▸ **DATA FOR THIS EXERCISE**:
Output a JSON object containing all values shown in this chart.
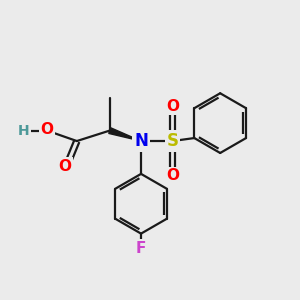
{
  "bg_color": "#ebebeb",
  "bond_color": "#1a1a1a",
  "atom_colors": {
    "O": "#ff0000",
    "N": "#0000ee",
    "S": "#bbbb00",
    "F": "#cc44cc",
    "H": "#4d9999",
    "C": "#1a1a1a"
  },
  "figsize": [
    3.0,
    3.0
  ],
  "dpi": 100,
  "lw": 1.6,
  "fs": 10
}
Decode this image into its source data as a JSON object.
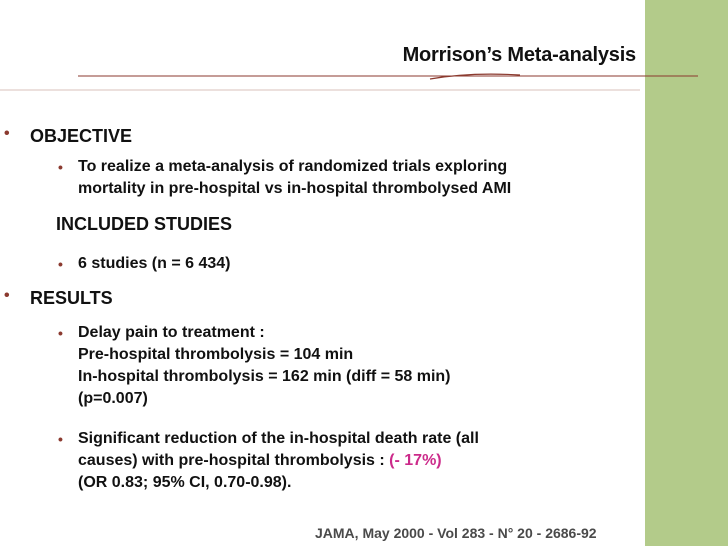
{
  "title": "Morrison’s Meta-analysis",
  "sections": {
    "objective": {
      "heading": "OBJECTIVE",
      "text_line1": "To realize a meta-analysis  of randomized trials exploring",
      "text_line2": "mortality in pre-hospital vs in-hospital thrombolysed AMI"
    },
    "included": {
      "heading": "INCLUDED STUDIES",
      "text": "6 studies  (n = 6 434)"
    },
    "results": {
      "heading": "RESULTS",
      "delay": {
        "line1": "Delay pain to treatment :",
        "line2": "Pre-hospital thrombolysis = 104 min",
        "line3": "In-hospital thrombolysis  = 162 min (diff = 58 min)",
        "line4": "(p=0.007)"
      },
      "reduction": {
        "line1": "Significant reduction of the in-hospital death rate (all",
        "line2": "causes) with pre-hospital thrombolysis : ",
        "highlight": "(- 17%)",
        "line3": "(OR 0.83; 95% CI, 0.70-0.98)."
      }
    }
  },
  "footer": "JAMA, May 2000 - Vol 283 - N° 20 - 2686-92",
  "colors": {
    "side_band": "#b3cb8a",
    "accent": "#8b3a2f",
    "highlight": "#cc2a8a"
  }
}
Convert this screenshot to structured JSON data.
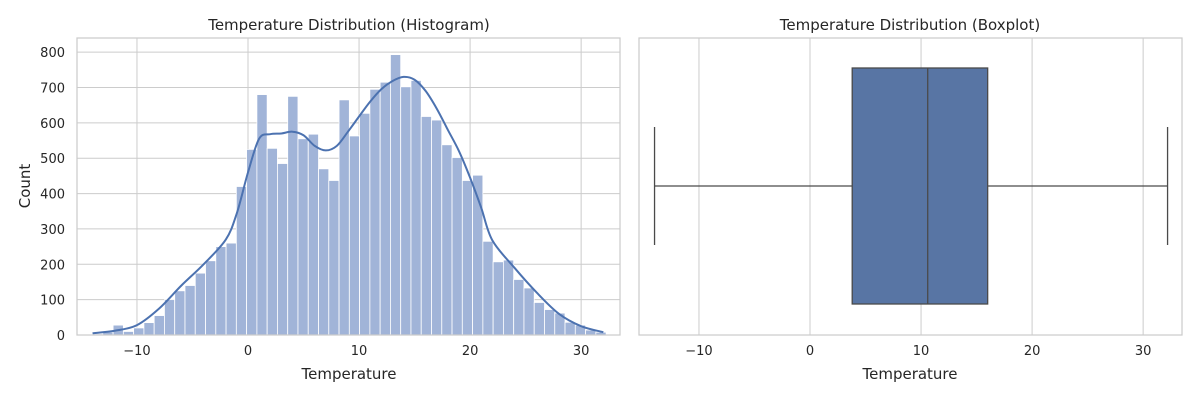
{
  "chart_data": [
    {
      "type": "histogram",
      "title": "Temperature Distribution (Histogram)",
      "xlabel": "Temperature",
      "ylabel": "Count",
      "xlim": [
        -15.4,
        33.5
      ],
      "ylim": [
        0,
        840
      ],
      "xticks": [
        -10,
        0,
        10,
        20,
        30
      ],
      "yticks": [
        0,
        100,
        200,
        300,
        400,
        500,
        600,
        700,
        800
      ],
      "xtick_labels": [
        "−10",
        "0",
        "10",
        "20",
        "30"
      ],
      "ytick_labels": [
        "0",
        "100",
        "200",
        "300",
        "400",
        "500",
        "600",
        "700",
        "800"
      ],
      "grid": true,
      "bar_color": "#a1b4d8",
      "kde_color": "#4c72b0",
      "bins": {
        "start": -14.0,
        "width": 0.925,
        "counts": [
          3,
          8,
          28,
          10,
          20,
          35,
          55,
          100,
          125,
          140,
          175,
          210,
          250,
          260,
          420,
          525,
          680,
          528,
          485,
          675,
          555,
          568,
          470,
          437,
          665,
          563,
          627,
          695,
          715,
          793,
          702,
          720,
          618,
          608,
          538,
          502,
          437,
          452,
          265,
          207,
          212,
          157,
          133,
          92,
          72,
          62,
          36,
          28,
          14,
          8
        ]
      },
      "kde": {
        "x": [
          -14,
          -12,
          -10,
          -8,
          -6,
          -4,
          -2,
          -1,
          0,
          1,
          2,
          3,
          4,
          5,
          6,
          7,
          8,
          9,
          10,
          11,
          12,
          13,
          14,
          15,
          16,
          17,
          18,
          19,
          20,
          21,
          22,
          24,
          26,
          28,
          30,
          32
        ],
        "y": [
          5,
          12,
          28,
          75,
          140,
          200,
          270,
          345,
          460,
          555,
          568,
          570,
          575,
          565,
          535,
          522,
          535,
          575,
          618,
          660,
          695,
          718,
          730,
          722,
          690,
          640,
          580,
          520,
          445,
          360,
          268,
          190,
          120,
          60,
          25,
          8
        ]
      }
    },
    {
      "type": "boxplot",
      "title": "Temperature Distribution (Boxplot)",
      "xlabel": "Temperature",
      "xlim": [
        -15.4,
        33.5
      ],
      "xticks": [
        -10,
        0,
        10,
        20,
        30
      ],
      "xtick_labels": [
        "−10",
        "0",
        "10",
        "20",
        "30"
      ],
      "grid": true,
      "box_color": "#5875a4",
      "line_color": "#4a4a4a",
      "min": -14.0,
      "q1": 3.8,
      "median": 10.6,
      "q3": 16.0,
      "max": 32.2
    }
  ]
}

▸ **WORK TO BE COMPLETED**: Take each line containing the string "reduction" and copy it out.

▸ **WORKED ANSWER**:
      "reduction": {
        "line1": "Significant reduction of the in-hospital death rate (all",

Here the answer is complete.